Exercise materials →
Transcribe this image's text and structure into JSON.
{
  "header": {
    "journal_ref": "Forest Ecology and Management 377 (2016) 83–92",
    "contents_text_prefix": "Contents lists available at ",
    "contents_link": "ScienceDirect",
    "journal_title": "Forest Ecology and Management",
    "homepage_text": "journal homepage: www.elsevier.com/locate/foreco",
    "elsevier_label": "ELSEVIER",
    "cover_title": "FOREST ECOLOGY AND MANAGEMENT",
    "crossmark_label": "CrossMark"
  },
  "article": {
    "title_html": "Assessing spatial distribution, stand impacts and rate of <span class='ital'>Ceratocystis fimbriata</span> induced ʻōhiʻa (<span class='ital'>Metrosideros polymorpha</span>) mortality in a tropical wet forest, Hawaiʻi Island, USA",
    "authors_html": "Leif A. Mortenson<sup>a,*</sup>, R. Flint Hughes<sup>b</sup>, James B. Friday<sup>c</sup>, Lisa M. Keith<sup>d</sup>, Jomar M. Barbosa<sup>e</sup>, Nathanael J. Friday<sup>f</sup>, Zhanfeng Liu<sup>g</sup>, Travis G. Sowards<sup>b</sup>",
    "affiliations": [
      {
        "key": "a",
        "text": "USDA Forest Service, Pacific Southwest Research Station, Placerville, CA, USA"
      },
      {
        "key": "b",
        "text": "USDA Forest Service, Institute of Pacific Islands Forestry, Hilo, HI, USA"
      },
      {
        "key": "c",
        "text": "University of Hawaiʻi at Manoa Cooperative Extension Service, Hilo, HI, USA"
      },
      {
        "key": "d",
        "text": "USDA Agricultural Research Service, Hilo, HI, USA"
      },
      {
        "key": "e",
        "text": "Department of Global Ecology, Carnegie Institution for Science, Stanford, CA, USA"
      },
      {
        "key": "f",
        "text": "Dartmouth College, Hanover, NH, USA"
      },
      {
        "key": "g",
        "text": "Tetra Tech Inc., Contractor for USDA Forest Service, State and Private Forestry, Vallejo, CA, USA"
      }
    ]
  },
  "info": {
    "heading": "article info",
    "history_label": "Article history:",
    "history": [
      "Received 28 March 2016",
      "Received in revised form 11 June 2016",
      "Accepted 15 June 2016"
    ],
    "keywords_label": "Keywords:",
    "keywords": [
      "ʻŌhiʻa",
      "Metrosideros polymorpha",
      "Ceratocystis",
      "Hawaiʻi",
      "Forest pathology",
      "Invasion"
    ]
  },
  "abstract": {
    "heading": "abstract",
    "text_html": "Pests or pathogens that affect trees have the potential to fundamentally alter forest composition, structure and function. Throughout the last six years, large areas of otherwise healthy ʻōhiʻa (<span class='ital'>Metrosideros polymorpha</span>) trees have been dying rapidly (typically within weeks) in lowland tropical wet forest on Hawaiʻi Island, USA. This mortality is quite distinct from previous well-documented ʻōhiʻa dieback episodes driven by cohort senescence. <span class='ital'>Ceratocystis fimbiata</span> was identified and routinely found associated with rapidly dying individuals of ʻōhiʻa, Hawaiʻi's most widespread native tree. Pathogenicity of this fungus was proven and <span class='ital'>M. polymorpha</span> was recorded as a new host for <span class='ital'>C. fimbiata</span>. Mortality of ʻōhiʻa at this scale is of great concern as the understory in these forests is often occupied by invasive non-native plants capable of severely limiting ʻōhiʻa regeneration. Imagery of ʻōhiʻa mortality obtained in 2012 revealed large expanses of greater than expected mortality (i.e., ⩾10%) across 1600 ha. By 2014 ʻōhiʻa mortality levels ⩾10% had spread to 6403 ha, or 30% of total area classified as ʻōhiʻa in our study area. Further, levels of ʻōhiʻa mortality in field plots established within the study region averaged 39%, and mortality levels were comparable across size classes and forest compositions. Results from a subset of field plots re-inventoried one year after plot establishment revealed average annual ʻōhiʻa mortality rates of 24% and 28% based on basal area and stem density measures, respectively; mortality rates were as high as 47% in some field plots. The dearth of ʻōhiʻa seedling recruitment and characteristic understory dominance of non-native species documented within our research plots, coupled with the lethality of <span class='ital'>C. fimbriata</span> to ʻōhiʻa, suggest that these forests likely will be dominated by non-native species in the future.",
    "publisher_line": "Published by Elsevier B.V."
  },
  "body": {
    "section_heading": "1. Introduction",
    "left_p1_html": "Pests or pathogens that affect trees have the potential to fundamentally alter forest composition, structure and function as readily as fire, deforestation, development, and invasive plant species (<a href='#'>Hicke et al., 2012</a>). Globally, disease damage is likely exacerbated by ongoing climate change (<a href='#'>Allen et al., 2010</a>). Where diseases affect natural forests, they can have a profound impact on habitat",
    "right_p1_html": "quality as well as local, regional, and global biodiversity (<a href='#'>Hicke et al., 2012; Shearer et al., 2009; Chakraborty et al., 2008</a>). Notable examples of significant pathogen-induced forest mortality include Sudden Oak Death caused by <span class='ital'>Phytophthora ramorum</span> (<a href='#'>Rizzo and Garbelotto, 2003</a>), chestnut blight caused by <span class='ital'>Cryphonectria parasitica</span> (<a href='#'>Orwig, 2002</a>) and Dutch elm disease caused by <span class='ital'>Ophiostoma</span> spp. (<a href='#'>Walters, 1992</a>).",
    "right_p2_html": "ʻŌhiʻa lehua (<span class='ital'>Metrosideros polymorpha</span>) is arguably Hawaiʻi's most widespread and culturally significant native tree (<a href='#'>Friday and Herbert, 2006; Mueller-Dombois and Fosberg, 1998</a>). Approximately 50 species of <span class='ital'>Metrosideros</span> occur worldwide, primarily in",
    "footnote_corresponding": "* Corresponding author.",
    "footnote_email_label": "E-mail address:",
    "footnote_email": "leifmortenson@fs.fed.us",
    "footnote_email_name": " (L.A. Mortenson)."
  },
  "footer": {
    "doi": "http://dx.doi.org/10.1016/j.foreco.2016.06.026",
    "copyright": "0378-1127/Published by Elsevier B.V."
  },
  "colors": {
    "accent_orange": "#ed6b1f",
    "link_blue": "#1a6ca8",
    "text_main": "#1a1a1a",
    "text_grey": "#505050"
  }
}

Task → Which lines of the data above contain the string "June"? Copy each of them.

Your response →
      "Received in revised form 11 June 2016",
      "Accepted 15 June 2016"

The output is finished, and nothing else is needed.